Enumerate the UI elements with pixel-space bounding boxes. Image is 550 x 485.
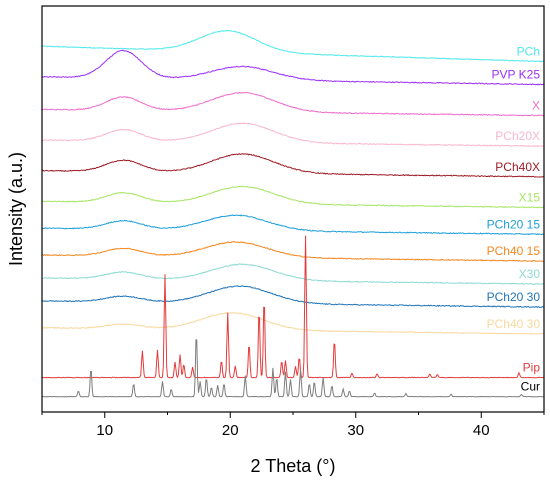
series-label: Pip xyxy=(523,361,541,375)
series-label: PCh20X xyxy=(495,129,540,143)
series-label: X xyxy=(532,99,540,113)
series-label: PCh20 15 xyxy=(487,217,541,231)
x-tick-label: 20 xyxy=(222,422,239,439)
series-line xyxy=(41,312,545,335)
plot-frame xyxy=(41,5,545,413)
series-label: PVP K25 xyxy=(492,68,541,82)
series-line xyxy=(41,235,545,379)
x-tick-label: 30 xyxy=(347,422,364,439)
series-line xyxy=(41,91,545,117)
series-line xyxy=(41,241,545,262)
series-label: PCh xyxy=(517,45,540,59)
y-axis-title: Intensity (a.u.) xyxy=(6,152,26,266)
series-line xyxy=(41,185,545,209)
x-axis-title: 2 Theta (°) xyxy=(251,456,336,476)
series-line xyxy=(41,339,545,398)
series-label: X15 xyxy=(519,190,541,204)
series-line xyxy=(41,285,545,309)
series-label: PCh20 30 xyxy=(487,290,541,304)
series-line xyxy=(41,122,545,148)
series-label: X30 xyxy=(519,267,541,281)
x-axis-ticks: 10 20 30 40 xyxy=(41,412,545,439)
series-label: Cur xyxy=(521,380,540,394)
series-label: PCh40 30 xyxy=(487,317,541,331)
series-label: PCh40 15 xyxy=(487,244,541,258)
series-line xyxy=(41,29,545,63)
x-tick-label: 10 xyxy=(96,422,113,439)
series-line xyxy=(41,153,545,178)
series-line xyxy=(41,263,545,285)
series-line xyxy=(41,214,545,236)
series-label: PCh40X xyxy=(495,160,540,174)
series-line xyxy=(41,49,545,86)
x-tick-label: 40 xyxy=(473,422,490,439)
legend-labels: PCh PVP K25 X PCh20X PCh40X X15 PCh20 15 PCh40 … xyxy=(487,45,541,394)
plot-traces xyxy=(41,29,545,398)
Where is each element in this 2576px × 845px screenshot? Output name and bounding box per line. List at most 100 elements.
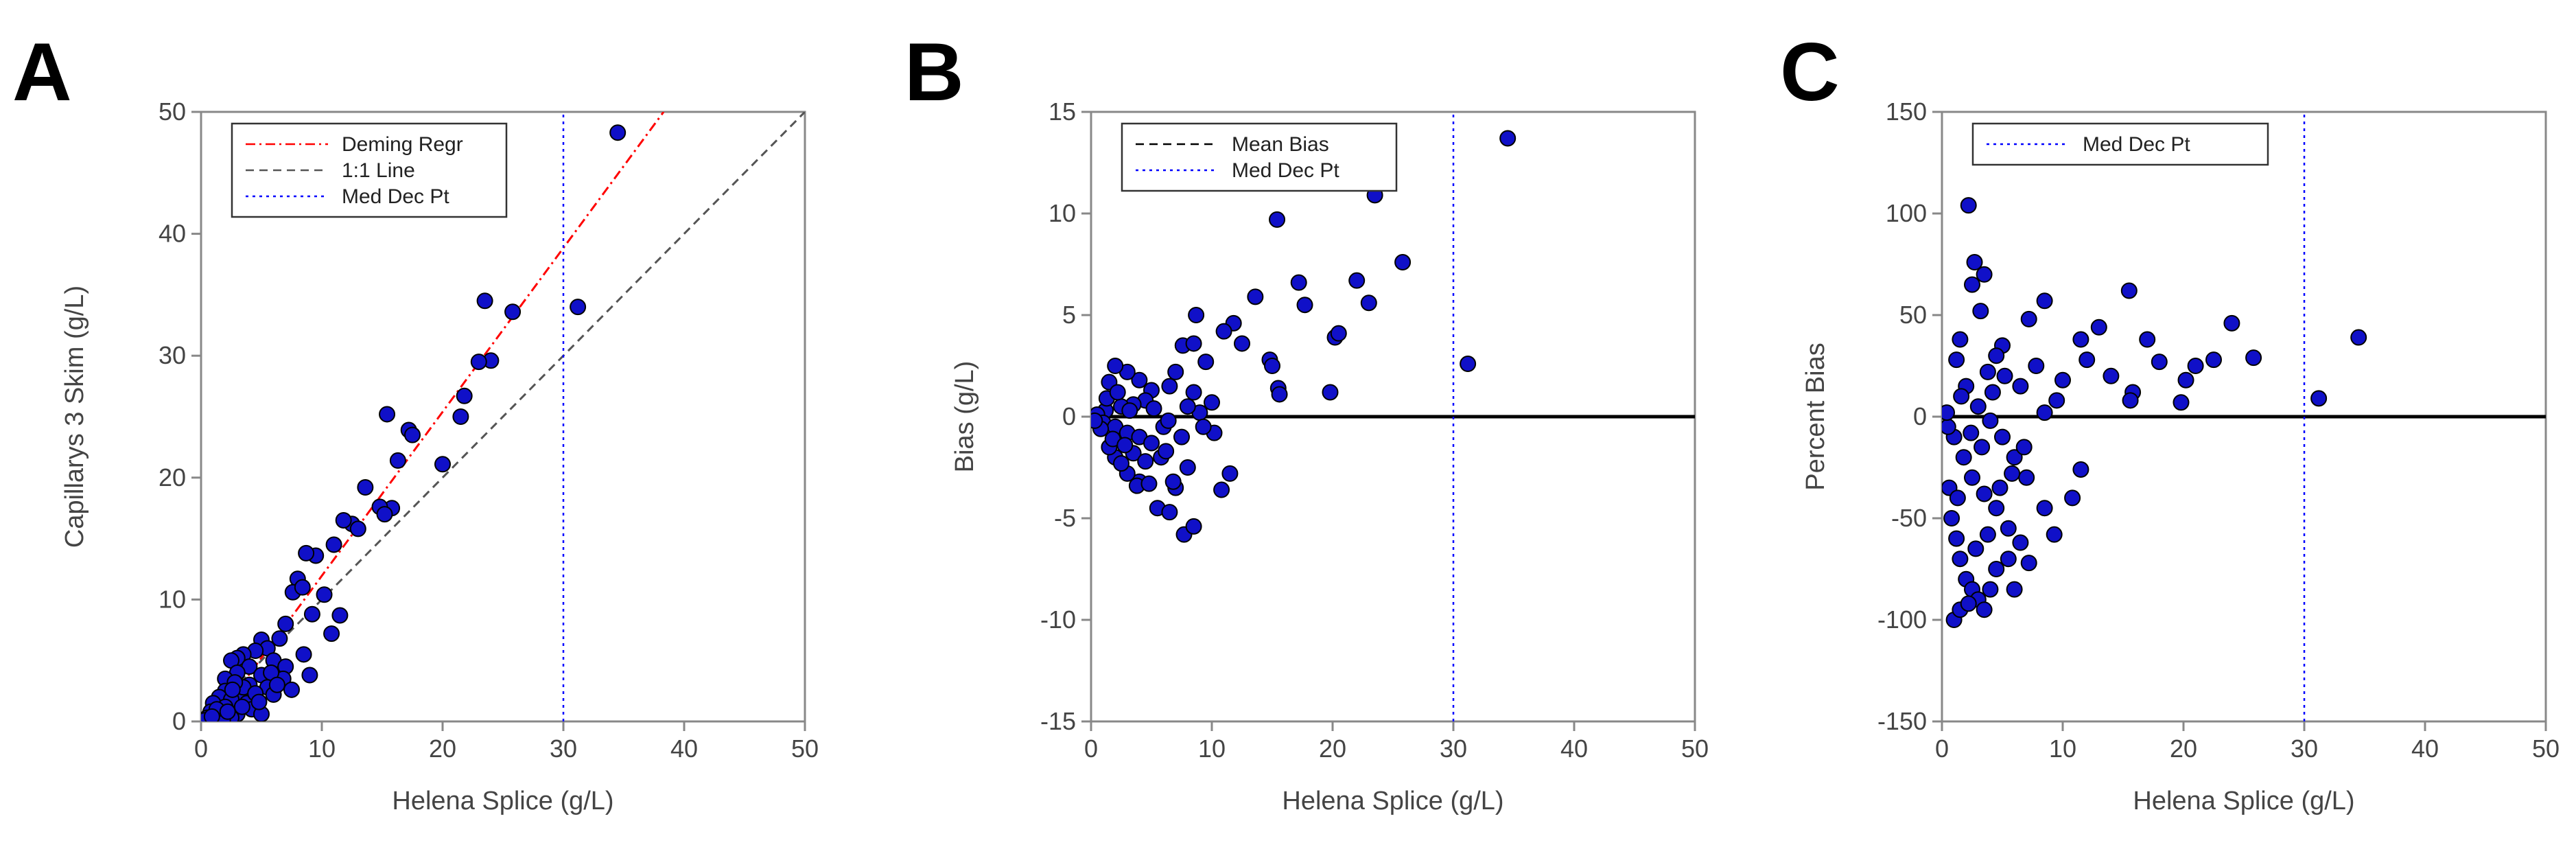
panel-b-data-point [1247,288,1264,305]
panel-c-data-point [1979,526,1996,543]
panel-letter-c: C [1780,26,1840,118]
panel-c-data-point [1974,439,1991,456]
panel-a-data-point [357,479,374,496]
panel-a-data-point [298,544,315,562]
panel-b-data-point [1330,325,1347,342]
panel-c-data-point [1988,347,2005,364]
panel-b-x-tick-label: 40 [1560,734,1588,763]
panel-b-y-tick-label: -15 [1040,707,1076,735]
panel-b-data-point [1460,356,1477,373]
panel-c-y-tick-label: -100 [1877,605,1927,634]
panel-b-data-point [1145,400,1162,417]
panel-c-data-point [1948,351,1965,369]
panel-c-data-point [2120,282,2138,299]
panel-b-legend-box [1121,122,1398,192]
panel-b-data-point [1158,443,1175,460]
panel-c-data-point [2015,439,2033,456]
panel-a-data-point [316,586,333,603]
panel-a-data-point [570,299,587,316]
panel-c-y-tick-label: 150 [1886,97,1927,126]
panel-letter-b: B [904,26,964,118]
panel-c-data-point [2036,500,2053,517]
panel-a-data-point [376,506,393,523]
panel-c-data-point [2310,390,2328,407]
panel-c-data-point [2223,314,2240,332]
panel-b-data-point [1091,412,1103,429]
panel-a-x-tick-label: 20 [429,734,456,763]
panel-b-data-point [1179,459,1196,476]
panel-a-x-tick-label: 10 [308,734,336,763]
panel-c-data-point [2139,331,2156,348]
panel-a-x-tick-label: 30 [550,734,577,763]
panel-c-data-point [2350,329,2367,346]
panel-a-y-tick-label: 10 [159,585,186,613]
panel-c-data-point [2048,392,2065,409]
panel-c-data-point [2173,394,2190,411]
panel-b-points [1091,130,1517,543]
panel-c-y-tick-label: -150 [1877,707,1927,735]
panel-c-data-point [1994,428,2011,445]
panel-b-y-tick-label: -5 [1054,504,1076,532]
panel-c-y-axis-title: Percent Bias [1801,343,1830,490]
panel-c-data-point [2079,351,2096,369]
panel-c-data-point [2205,351,2222,369]
panel-c-data-point [2122,392,2139,409]
panel-c-y-tick-label: 100 [1886,199,1927,227]
panel-c-x-tick-label: 30 [2291,734,2318,763]
panel-c-data-point [1953,388,1970,405]
panel-a-y-tick-label: 20 [159,463,186,491]
panel-c-data-point [2006,449,2023,466]
panel-b-y-axis-title: Bias (g/L) [950,361,979,473]
panel-c-data-point [2036,292,2053,310]
panel-b-data-point [1185,384,1202,401]
panel-a-data-point [224,681,241,698]
panel-c-data-point [1976,266,1993,283]
panel-b-data-point [1215,323,1232,340]
panel-c-data-point [2020,310,2037,327]
panel-a-y-tick-label: 40 [159,220,186,248]
panel-a-data-point [250,693,268,710]
panel-a-data-point [452,408,469,425]
panel-b-data-point [1322,384,1339,401]
panel-c-data-point [1976,485,1993,502]
panel-c-x-tick-label: 10 [2049,734,2076,763]
panel-c-x-tick-label: 0 [1935,734,1949,763]
panel-a-x-axis-title: Helena Splice (g/L) [392,787,613,815]
panel-a-data-point [335,511,352,529]
panel-c-data-point [2103,367,2120,384]
panel-a-data-point [476,292,493,310]
panel-a-data-point [268,676,285,693]
panel-c-data-point [1979,363,1996,380]
panel-a-data-point [456,387,473,404]
panel-c-data-point [1982,412,1999,429]
panel-b-data-point [1296,297,1313,314]
panel-a-x-tick-label: 0 [194,734,208,763]
panel-c-points [1942,197,2367,628]
panel-a-data-point [331,607,349,624]
panel-b-data-point [1185,518,1202,535]
panel-b-x-tick-label: 0 [1084,734,1098,763]
panel-a-y-tick-label: 0 [172,707,186,735]
panel-c-data-point [1952,551,1969,568]
panel-a-data-point [379,406,396,423]
panel-c-data-point [2000,551,2017,568]
panel-b-data-point [1179,398,1196,415]
panel-b-y-tick-label: 5 [1062,301,1076,329]
panel-b-lines [1091,112,1695,721]
panel-c-chart: 0 10 20 30 40 50 -150 -100 -50 0 50 100 150 Helena Sp… [1801,97,2560,815]
panel-b-data-point [1269,211,1286,228]
panel-b-data-point [1109,384,1126,401]
panel-c-data-point [2054,371,2071,389]
panel-b-x-axis-title: Helena Splice (g/L) [1282,787,1503,815]
panel-c-data-point [1967,540,1984,557]
panel-c-data-point [1942,418,1956,435]
panel-b-data-point [1113,455,1129,472]
panel-a-data-point [295,646,312,663]
panel-b-data-point [1499,130,1517,147]
panel-c-data-point [2177,371,2194,389]
panel-a-data-point [271,630,288,647]
panel-b-x-tick-label: 50 [1681,734,1709,763]
panel-b-y-tick-label: -10 [1040,605,1076,634]
panel-c-data-point [1988,500,2005,517]
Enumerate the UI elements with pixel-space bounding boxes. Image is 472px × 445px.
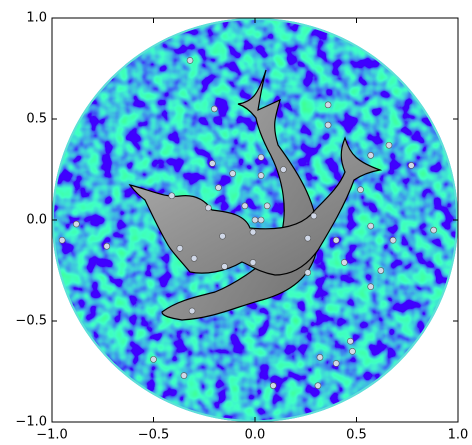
y-tick-label: 0.5 <box>26 112 47 127</box>
point <box>430 226 437 234</box>
point <box>176 244 184 252</box>
y-tick-label: −1.0 <box>15 415 47 430</box>
point <box>249 228 257 236</box>
point <box>385 141 393 149</box>
point <box>188 307 196 315</box>
point <box>324 101 332 109</box>
point <box>58 236 66 244</box>
point <box>332 360 340 367</box>
point <box>205 204 212 212</box>
point <box>180 372 188 379</box>
point <box>186 57 194 64</box>
point <box>280 166 287 173</box>
point <box>367 283 375 290</box>
point <box>168 192 176 200</box>
point <box>316 354 324 361</box>
point <box>367 152 375 159</box>
point <box>389 236 397 244</box>
point <box>241 202 249 210</box>
point <box>324 121 332 129</box>
point <box>209 160 216 167</box>
point <box>257 172 265 179</box>
point <box>408 162 415 169</box>
point <box>221 263 228 270</box>
point <box>263 202 271 210</box>
y-tick-label: 1.0 <box>26 11 47 26</box>
point <box>310 212 318 220</box>
x-tick-label: 0.5 <box>346 428 367 443</box>
point <box>349 347 356 355</box>
point <box>229 170 236 177</box>
point <box>190 255 198 262</box>
y-tick-label: −0.5 <box>15 314 47 329</box>
x-tick-label: −0.5 <box>138 428 170 443</box>
point <box>332 236 340 244</box>
point <box>257 154 265 161</box>
x-tick-label: 1.0 <box>448 428 469 443</box>
point <box>347 337 354 345</box>
point <box>73 220 80 228</box>
point <box>304 269 312 276</box>
point <box>357 186 364 193</box>
point <box>219 232 226 240</box>
point <box>377 267 385 274</box>
point <box>150 356 157 363</box>
y-tick-label: 0.0 <box>26 213 47 228</box>
point <box>257 216 265 224</box>
point <box>367 222 375 230</box>
x-tick-label: 0.0 <box>245 428 266 443</box>
point <box>103 242 111 250</box>
point <box>251 216 259 224</box>
point <box>269 382 277 389</box>
point <box>314 382 322 389</box>
point <box>249 259 257 266</box>
point <box>304 234 312 242</box>
dolphin <box>128 136 383 276</box>
point <box>215 184 222 191</box>
point <box>341 259 348 266</box>
point <box>211 105 218 113</box>
x-tick-label: −1.0 <box>36 428 68 443</box>
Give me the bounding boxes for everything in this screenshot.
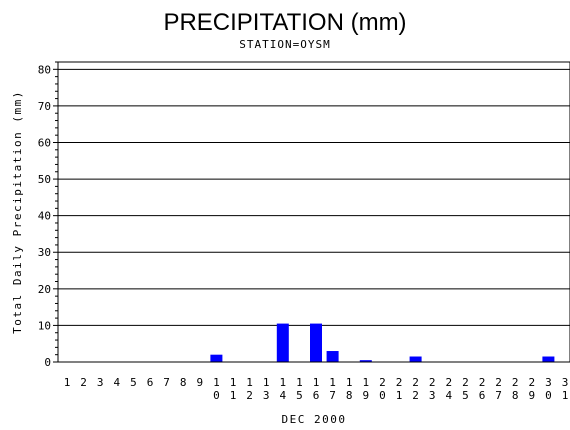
y-tick-label: 0 (44, 356, 51, 369)
y-tick-label: 80 (38, 63, 51, 76)
y-tick-label: 20 (38, 283, 51, 296)
bars (210, 323, 555, 362)
x-tick-label: 1 (64, 376, 71, 389)
bar (326, 351, 339, 362)
x-axis-label: DEC 2000 (282, 413, 347, 426)
x-tick-label: 9 (196, 376, 203, 389)
y-tick-label: 60 (38, 136, 51, 149)
x-tick-label: 7 (163, 376, 170, 389)
x-tick-label: 2 (80, 376, 87, 389)
x-tick-label: 5 (130, 376, 137, 389)
bar (542, 356, 555, 362)
bar (276, 323, 289, 362)
bar (359, 360, 372, 362)
y-axis-label: Total Daily Precipitation (mm) (11, 90, 24, 334)
x-tick-label: 4 (113, 376, 120, 389)
plot-frame (57, 61, 570, 363)
x-axis-ticks: 1 2 3 4 5 6 7 8 9 1 01 11 21 31 41 51 61 71 81 92 02 12 22 32 42… (64, 376, 569, 402)
y-tick-label: 30 (38, 246, 51, 259)
bar (409, 356, 422, 362)
y-tick-label: 70 (38, 100, 51, 113)
x-tick-label: 3 (97, 376, 104, 389)
x-tick-label: 8 (180, 376, 187, 389)
bar (210, 354, 223, 362)
y-tick-label: 10 (38, 319, 51, 332)
chart-subtitle: STATION=OYSM (239, 38, 330, 51)
gridlines (58, 68, 570, 326)
y-axis-ticks: 0 10 20 30 40 50 60 70 80 (38, 61, 58, 369)
y-tick-label: 50 (38, 173, 51, 186)
y-tick-label: 40 (38, 210, 51, 223)
bar (310, 323, 322, 362)
x-tick-label: 6 (147, 376, 154, 389)
chart-title: PRECIPITATION (mm) (163, 9, 406, 36)
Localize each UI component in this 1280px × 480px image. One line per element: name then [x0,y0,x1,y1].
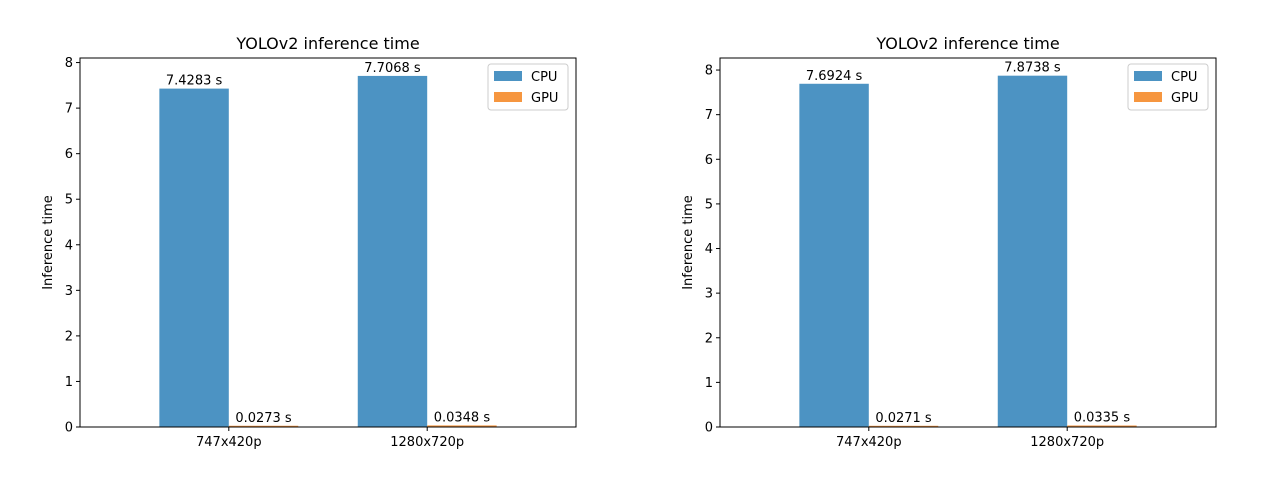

- - -

Exercise — Retype the lines starting at the one that contains "y-tick-label: 0 (44, 356, 51, 369)" and ending at the one that contains "plot-frame (57, 61, 570, 363)", including both of those lines.

Problem solution —
y-tick-label: 0 (44, 356, 51, 369)
y-tick-label: 80 (38, 63, 51, 76)
y-tick-label: 20 (38, 283, 51, 296)
bars (210, 323, 555, 362)
x-tick-label: 1 (64, 376, 71, 389)
bar (326, 351, 339, 362)
x-axis-label: DEC 2000 (282, 413, 347, 426)
x-tick-label: 9 (196, 376, 203, 389)
y-tick-label: 60 (38, 136, 51, 149)
x-tick-label: 7 (163, 376, 170, 389)
x-tick-label: 2 (80, 376, 87, 389)
x-tick-label: 5 (130, 376, 137, 389)
bar (542, 356, 555, 362)
bar (276, 323, 289, 362)
bar (359, 360, 372, 362)
y-axis-label: Total Daily Precipitation (mm) (11, 90, 24, 334)
x-tick-label: 4 (113, 376, 120, 389)
plot-frame (57, 61, 570, 363)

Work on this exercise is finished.